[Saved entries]
--- BEGIN ---

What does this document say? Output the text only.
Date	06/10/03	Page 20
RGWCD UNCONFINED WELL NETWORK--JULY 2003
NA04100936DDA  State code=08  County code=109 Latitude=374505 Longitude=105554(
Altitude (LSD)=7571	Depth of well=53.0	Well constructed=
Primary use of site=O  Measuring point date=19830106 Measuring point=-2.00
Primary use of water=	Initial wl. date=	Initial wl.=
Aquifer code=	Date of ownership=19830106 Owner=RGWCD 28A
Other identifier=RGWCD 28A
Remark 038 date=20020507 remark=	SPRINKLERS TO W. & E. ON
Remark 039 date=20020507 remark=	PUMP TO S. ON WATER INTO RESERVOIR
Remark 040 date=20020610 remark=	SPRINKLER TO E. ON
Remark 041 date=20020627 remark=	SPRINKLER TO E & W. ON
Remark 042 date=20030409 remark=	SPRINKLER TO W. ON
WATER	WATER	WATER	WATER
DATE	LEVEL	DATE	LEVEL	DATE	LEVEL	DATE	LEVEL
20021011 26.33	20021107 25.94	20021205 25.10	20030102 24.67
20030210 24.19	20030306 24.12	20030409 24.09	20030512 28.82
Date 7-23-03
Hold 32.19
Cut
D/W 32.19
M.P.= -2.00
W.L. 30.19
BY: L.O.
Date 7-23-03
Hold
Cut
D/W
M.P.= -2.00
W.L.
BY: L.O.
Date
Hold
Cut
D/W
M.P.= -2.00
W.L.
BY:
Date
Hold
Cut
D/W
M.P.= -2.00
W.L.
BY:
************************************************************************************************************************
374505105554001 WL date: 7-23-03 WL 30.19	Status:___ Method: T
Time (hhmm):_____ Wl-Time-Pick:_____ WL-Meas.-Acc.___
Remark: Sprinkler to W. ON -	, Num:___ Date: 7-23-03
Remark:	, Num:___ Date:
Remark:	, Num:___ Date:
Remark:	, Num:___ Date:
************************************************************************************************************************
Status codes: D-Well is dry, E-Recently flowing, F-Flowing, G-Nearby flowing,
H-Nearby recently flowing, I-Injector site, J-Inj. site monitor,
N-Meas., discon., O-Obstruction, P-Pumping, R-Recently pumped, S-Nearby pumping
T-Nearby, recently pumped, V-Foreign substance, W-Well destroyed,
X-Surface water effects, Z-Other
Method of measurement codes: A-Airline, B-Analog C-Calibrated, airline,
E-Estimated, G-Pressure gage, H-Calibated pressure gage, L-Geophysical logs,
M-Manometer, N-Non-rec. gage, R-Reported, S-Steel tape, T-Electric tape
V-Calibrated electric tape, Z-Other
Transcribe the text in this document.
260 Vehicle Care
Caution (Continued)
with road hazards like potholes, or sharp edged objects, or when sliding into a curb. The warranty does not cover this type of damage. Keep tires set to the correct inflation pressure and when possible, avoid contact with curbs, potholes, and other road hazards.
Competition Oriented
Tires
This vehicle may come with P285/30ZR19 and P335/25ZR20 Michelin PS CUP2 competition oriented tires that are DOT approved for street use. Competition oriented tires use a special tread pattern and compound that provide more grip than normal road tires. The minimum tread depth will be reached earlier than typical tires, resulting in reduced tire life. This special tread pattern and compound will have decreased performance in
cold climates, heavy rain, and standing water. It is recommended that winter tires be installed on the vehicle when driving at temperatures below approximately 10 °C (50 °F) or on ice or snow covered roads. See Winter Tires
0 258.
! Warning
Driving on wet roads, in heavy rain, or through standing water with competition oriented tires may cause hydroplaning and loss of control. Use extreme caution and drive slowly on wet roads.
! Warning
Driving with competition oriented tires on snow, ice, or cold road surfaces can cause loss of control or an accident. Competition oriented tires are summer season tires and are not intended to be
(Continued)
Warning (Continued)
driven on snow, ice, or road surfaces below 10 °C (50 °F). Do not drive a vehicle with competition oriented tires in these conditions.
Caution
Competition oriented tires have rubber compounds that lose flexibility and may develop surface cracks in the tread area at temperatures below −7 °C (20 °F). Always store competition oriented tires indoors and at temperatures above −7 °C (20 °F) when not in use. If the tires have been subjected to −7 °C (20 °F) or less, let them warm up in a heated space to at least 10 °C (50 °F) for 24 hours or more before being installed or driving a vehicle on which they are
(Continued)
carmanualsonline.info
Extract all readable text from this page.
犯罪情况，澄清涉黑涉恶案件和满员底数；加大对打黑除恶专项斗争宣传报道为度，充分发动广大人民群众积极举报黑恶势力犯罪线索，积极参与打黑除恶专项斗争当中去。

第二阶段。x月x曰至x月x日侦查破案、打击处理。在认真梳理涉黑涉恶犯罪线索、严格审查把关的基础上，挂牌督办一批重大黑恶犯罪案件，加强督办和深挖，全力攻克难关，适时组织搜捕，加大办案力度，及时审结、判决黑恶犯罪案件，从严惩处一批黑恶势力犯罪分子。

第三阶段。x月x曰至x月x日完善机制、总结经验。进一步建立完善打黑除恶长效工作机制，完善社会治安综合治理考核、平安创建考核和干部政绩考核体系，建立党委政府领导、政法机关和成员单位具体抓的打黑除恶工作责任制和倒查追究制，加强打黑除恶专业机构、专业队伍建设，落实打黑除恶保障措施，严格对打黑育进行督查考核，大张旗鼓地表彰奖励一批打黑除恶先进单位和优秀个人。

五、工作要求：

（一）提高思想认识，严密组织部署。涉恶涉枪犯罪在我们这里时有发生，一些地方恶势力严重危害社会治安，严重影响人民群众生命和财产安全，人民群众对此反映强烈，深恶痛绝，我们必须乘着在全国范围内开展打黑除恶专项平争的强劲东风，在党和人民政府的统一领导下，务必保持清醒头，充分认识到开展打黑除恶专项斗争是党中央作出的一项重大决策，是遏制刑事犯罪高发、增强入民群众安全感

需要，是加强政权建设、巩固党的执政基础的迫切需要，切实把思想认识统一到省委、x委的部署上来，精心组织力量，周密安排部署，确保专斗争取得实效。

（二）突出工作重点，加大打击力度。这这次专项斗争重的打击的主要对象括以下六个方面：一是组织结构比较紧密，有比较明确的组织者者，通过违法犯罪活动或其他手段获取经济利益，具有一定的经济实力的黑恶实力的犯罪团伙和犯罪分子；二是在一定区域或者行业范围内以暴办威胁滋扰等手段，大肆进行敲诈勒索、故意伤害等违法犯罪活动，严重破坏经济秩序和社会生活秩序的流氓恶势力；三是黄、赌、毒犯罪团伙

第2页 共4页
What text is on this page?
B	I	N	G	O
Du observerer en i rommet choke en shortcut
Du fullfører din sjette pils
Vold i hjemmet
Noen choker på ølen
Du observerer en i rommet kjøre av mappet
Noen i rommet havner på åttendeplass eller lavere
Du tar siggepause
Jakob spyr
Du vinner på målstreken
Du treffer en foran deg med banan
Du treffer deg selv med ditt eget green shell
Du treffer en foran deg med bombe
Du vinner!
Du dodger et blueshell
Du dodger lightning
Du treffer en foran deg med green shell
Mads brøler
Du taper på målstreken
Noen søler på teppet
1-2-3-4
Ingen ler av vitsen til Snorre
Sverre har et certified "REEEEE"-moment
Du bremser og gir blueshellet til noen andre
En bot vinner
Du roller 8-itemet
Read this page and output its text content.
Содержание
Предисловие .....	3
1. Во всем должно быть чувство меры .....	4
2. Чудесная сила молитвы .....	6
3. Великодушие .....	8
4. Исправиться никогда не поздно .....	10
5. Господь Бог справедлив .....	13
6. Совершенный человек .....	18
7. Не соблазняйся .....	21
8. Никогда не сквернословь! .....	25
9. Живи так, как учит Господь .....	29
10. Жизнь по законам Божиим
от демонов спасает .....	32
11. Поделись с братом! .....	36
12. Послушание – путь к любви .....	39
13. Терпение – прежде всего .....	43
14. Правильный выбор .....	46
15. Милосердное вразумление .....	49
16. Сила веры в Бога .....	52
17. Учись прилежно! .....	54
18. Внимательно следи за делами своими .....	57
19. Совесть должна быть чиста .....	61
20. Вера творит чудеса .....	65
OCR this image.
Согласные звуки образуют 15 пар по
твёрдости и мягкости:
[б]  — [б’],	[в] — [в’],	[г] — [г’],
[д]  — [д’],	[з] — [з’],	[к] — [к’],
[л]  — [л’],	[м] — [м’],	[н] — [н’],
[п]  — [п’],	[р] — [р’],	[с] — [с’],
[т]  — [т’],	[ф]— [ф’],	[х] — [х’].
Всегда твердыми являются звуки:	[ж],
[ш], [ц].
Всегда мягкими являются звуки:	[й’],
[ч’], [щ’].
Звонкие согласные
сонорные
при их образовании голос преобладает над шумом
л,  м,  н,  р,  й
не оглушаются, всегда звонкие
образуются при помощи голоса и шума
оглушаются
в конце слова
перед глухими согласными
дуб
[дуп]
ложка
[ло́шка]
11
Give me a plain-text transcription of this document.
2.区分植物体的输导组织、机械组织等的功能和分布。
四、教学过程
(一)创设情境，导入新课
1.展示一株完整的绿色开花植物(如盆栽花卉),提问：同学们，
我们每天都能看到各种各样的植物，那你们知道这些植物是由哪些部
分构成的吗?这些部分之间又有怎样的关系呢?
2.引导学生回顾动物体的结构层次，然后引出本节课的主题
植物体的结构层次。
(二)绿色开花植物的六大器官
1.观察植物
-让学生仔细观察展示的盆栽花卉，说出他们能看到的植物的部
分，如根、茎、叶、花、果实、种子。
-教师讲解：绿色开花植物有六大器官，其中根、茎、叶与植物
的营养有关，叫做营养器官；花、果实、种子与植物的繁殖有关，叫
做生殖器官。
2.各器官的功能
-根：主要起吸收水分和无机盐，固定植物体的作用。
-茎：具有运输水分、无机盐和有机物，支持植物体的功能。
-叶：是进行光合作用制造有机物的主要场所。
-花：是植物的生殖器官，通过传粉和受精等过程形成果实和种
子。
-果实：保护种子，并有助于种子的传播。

--- END ---

▶ OBJECTIVE: Provide the number of lines in the entries that include "site", and no other text.

▶ SOLUTION FOR THIS TASK: 2